▶ _Information provided_
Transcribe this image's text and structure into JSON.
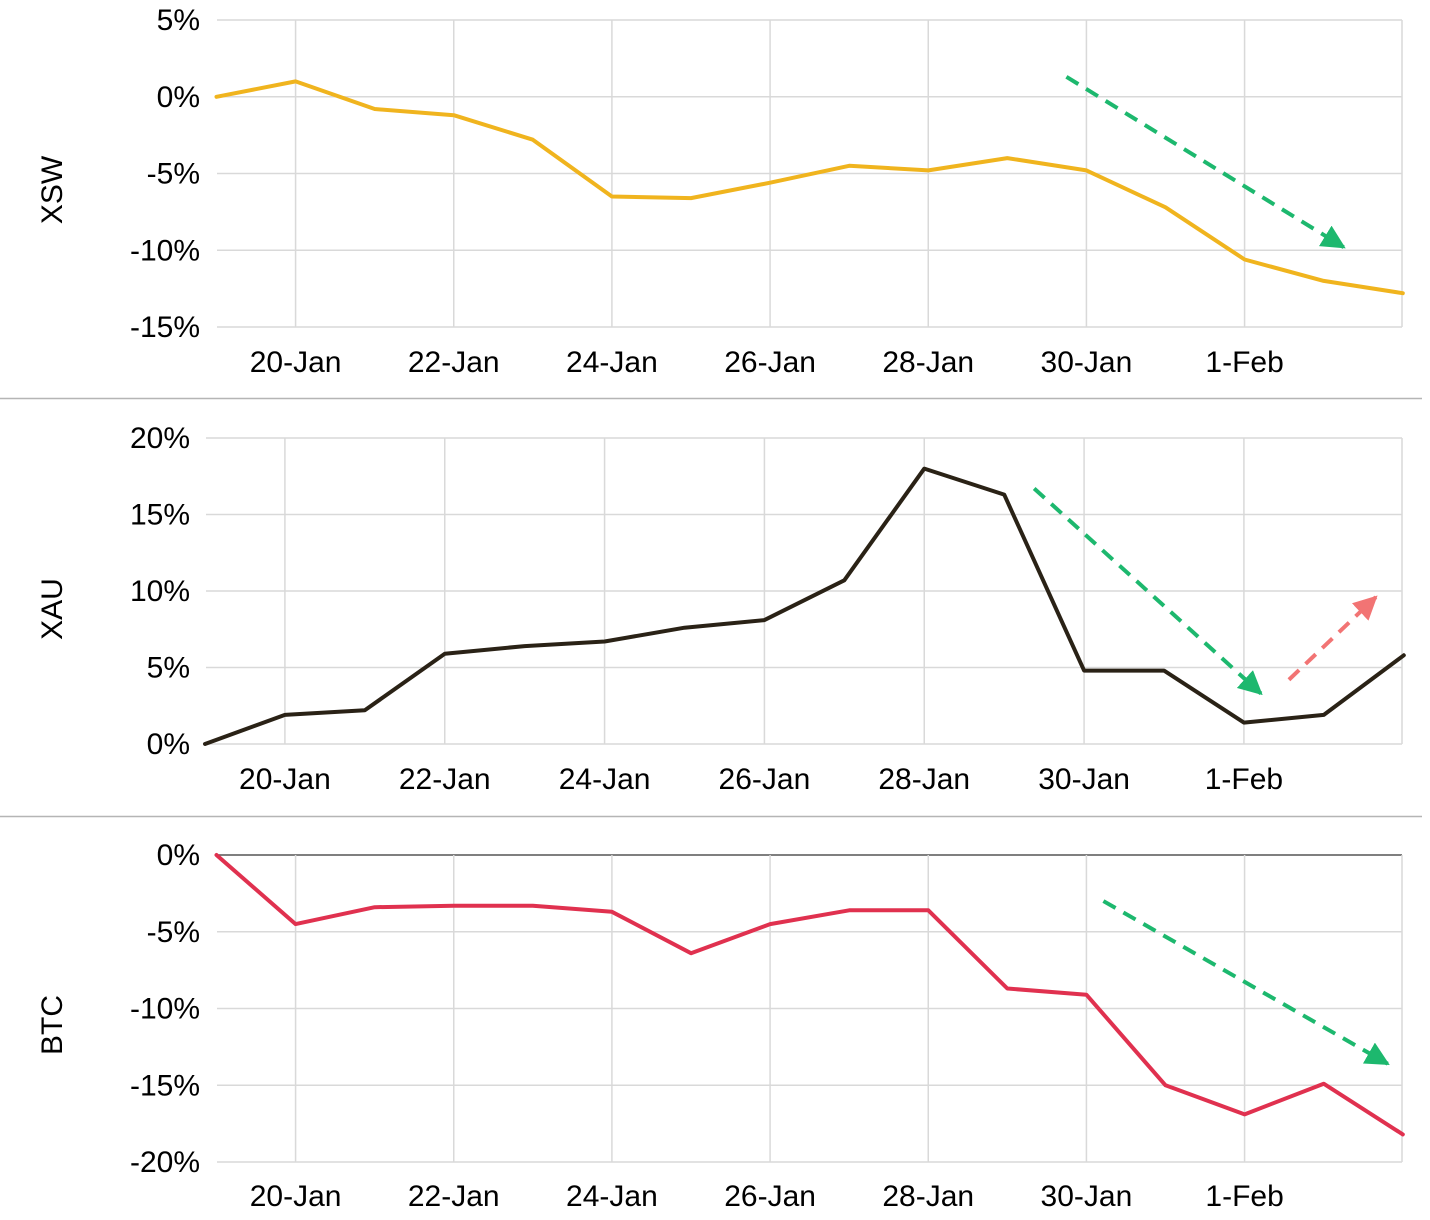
{
  "chart_data": [
    {
      "type": "line",
      "ylabel": "XSW",
      "x": [
        "19-Jan",
        "20-Jan",
        "21-Jan",
        "22-Jan",
        "23-Jan",
        "24-Jan",
        "25-Jan",
        "26-Jan",
        "27-Jan",
        "28-Jan",
        "29-Jan",
        "30-Jan",
        "31-Jan",
        "1-Feb",
        "2-Feb",
        "3-Feb"
      ],
      "x_tick_labels": [
        "20-Jan",
        "22-Jan",
        "24-Jan",
        "26-Jan",
        "28-Jan",
        "30-Jan",
        "1-Feb"
      ],
      "ylim": [
        -15,
        5
      ],
      "y_ticks": [
        5,
        0,
        -5,
        -10,
        -15
      ],
      "y_tick_labels": [
        "5%",
        "0%",
        "-5%",
        "-10%",
        "-15%"
      ],
      "grid": true,
      "series": [
        {
          "color": "#f0b41e",
          "values": [
            0,
            1.0,
            -0.8,
            -1.2,
            -2.8,
            -6.5,
            -6.6,
            -5.6,
            -4.5,
            -4.8,
            -4.0,
            -4.8,
            -7.2,
            -10.6,
            -12.0,
            -12.8
          ]
        }
      ],
      "annotations": [
        {
          "type": "arrow",
          "style": "dashed",
          "color": "#1db86e",
          "from": [
            "30-Jan",
            1.3
          ],
          "to": [
            "2-Feb",
            -9.8
          ]
        }
      ]
    },
    {
      "type": "line",
      "ylabel": "XAU",
      "x": [
        "19-Jan",
        "20-Jan",
        "21-Jan",
        "22-Jan",
        "23-Jan",
        "24-Jan",
        "25-Jan",
        "26-Jan",
        "27-Jan",
        "28-Jan",
        "29-Jan",
        "30-Jan",
        "31-Jan",
        "1-Feb",
        "2-Feb",
        "3-Feb"
      ],
      "x_tick_labels": [
        "20-Jan",
        "22-Jan",
        "24-Jan",
        "26-Jan",
        "28-Jan",
        "30-Jan",
        "1-Feb"
      ],
      "ylim": [
        0,
        20
      ],
      "y_ticks": [
        20,
        15,
        10,
        5,
        0
      ],
      "y_tick_labels": [
        "20%",
        "15%",
        "10%",
        "5%",
        "0%"
      ],
      "grid": true,
      "series": [
        {
          "color": "#2a2216",
          "values": [
            0,
            1.9,
            2.2,
            5.9,
            6.4,
            6.7,
            7.6,
            8.1,
            10.7,
            18.0,
            16.3,
            4.8,
            4.8,
            1.4,
            1.9,
            5.8
          ]
        }
      ],
      "annotations": [
        {
          "type": "arrow",
          "style": "dashed",
          "color": "#1db86e",
          "from": [
            "29-Jan",
            16.7
          ],
          "to": [
            "1-Feb",
            3.3
          ]
        },
        {
          "type": "arrow",
          "style": "dashed",
          "color": "#f27474",
          "from": [
            "1-Feb",
            4.2
          ],
          "to": [
            "2-Feb",
            9.6
          ]
        }
      ]
    },
    {
      "type": "line",
      "ylabel": "BTC",
      "x": [
        "19-Jan",
        "20-Jan",
        "21-Jan",
        "22-Jan",
        "23-Jan",
        "24-Jan",
        "25-Jan",
        "26-Jan",
        "27-Jan",
        "28-Jan",
        "29-Jan",
        "30-Jan",
        "31-Jan",
        "1-Feb",
        "2-Feb",
        "3-Feb"
      ],
      "x_tick_labels": [
        "20-Jan",
        "22-Jan",
        "24-Jan",
        "26-Jan",
        "28-Jan",
        "30-Jan",
        "1-Feb"
      ],
      "ylim": [
        -20,
        0
      ],
      "y_ticks": [
        0,
        -5,
        -10,
        -15,
        -20
      ],
      "y_tick_labels": [
        "0%",
        "-5%",
        "-10%",
        "-15%",
        "-20%"
      ],
      "grid": true,
      "series": [
        {
          "color": "#e0314f",
          "values": [
            0,
            -4.5,
            -3.4,
            -3.3,
            -3.3,
            -3.7,
            -6.4,
            -4.5,
            -3.6,
            -3.6,
            -8.7,
            -9.1,
            -15.0,
            -16.9,
            -14.9,
            -18.2
          ]
        }
      ],
      "annotations": [
        {
          "type": "arrow",
          "style": "dashed",
          "color": "#1db86e",
          "from": [
            "30-Jan",
            -3.0
          ],
          "to": [
            "2-Feb",
            -13.6
          ]
        }
      ]
    }
  ]
}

▶ _Your objective_
Write out the entries above word for word. Do not include the pictures.

▶ _Problem solution_
Transcribe this image's text and structure into JSON.
{
  "chart_data": [
    {
      "type": "line",
      "ylabel": "XSW",
      "x": [
        "19-Jan",
        "20-Jan",
        "21-Jan",
        "22-Jan",
        "23-Jan",
        "24-Jan",
        "25-Jan",
        "26-Jan",
        "27-Jan",
        "28-Jan",
        "29-Jan",
        "30-Jan",
        "31-Jan",
        "1-Feb",
        "2-Feb",
        "3-Feb"
      ],
      "x_tick_labels": [
        "20-Jan",
        "22-Jan",
        "24-Jan",
        "26-Jan",
        "28-Jan",
        "30-Jan",
        "1-Feb"
      ],
      "ylim": [
        -15,
        5
      ],
      "y_ticks": [
        5,
        0,
        -5,
        -10,
        -15
      ],
      "y_tick_labels": [
        "5%",
        "0%",
        "-5%",
        "-10%",
        "-15%"
      ],
      "grid": true,
      "series": [
        {
          "color": "#f0b41e",
          "values": [
            0,
            1.0,
            -0.8,
            -1.2,
            -2.8,
            -6.5,
            -6.6,
            -5.6,
            -4.5,
            -4.8,
            -4.0,
            -4.8,
            -7.2,
            -10.6,
            -12.0,
            -12.8
          ]
        }
      ],
      "annotations": [
        {
          "type": "arrow",
          "style": "dashed",
          "color": "#1db86e",
          "from": [
            "30-Jan",
            1.3
          ],
          "to": [
            "2-Feb",
            -9.8
          ]
        }
      ]
    },
    {
      "type": "line",
      "ylabel": "XAU",
      "x": [
        "19-Jan",
        "20-Jan",
        "21-Jan",
        "22-Jan",
        "23-Jan",
        "24-Jan",
        "25-Jan",
        "26-Jan",
        "27-Jan",
        "28-Jan",
        "29-Jan",
        "30-Jan",
        "31-Jan",
        "1-Feb",
        "2-Feb",
        "3-Feb"
      ],
      "x_tick_labels": [
        "20-Jan",
        "22-Jan",
        "24-Jan",
        "26-Jan",
        "28-Jan",
        "30-Jan",
        "1-Feb"
      ],
      "ylim": [
        0,
        20
      ],
      "y_ticks": [
        20,
        15,
        10,
        5,
        0
      ],
      "y_tick_labels": [
        "20%",
        "15%",
        "10%",
        "5%",
        "0%"
      ],
      "grid": true,
      "series": [
        {
          "color": "#2a2216",
          "values": [
            0,
            1.9,
            2.2,
            5.9,
            6.4,
            6.7,
            7.6,
            8.1,
            10.7,
            18.0,
            16.3,
            4.8,
            4.8,
            1.4,
            1.9,
            5.8
          ]
        }
      ],
      "annotations": [
        {
          "type": "arrow",
          "style": "dashed",
          "color": "#1db86e",
          "from": [
            "29-Jan",
            16.7
          ],
          "to": [
            "1-Feb",
            3.3
          ]
        },
        {
          "type": "arrow",
          "style": "dashed",
          "color": "#f27474",
          "from": [
            "1-Feb",
            4.2
          ],
          "to": [
            "2-Feb",
            9.6
          ]
        }
      ]
    },
    {
      "type": "line",
      "ylabel": "BTC",
      "x": [
        "19-Jan",
        "20-Jan",
        "21-Jan",
        "22-Jan",
        "23-Jan",
        "24-Jan",
        "25-Jan",
        "26-Jan",
        "27-Jan",
        "28-Jan",
        "29-Jan",
        "30-Jan",
        "31-Jan",
        "1-Feb",
        "2-Feb",
        "3-Feb"
      ],
      "x_tick_labels": [
        "20-Jan",
        "22-Jan",
        "24-Jan",
        "26-Jan",
        "28-Jan",
        "30-Jan",
        "1-Feb"
      ],
      "ylim": [
        -20,
        0
      ],
      "y_ticks": [
        0,
        -5,
        -10,
        -15,
        -20
      ],
      "y_tick_labels": [
        "0%",
        "-5%",
        "-10%",
        "-15%",
        "-20%"
      ],
      "grid": true,
      "series": [
        {
          "color": "#e0314f",
          "values": [
            0,
            -4.5,
            -3.4,
            -3.3,
            -3.3,
            -3.7,
            -6.4,
            -4.5,
            -3.6,
            -3.6,
            -8.7,
            -9.1,
            -15.0,
            -16.9,
            -14.9,
            -18.2
          ]
        }
      ],
      "annotations": [
        {
          "type": "arrow",
          "style": "dashed",
          "color": "#1db86e",
          "from": [
            "30-Jan",
            -3.0
          ],
          "to": [
            "2-Feb",
            -13.6
          ]
        }
      ]
    }
  ]
}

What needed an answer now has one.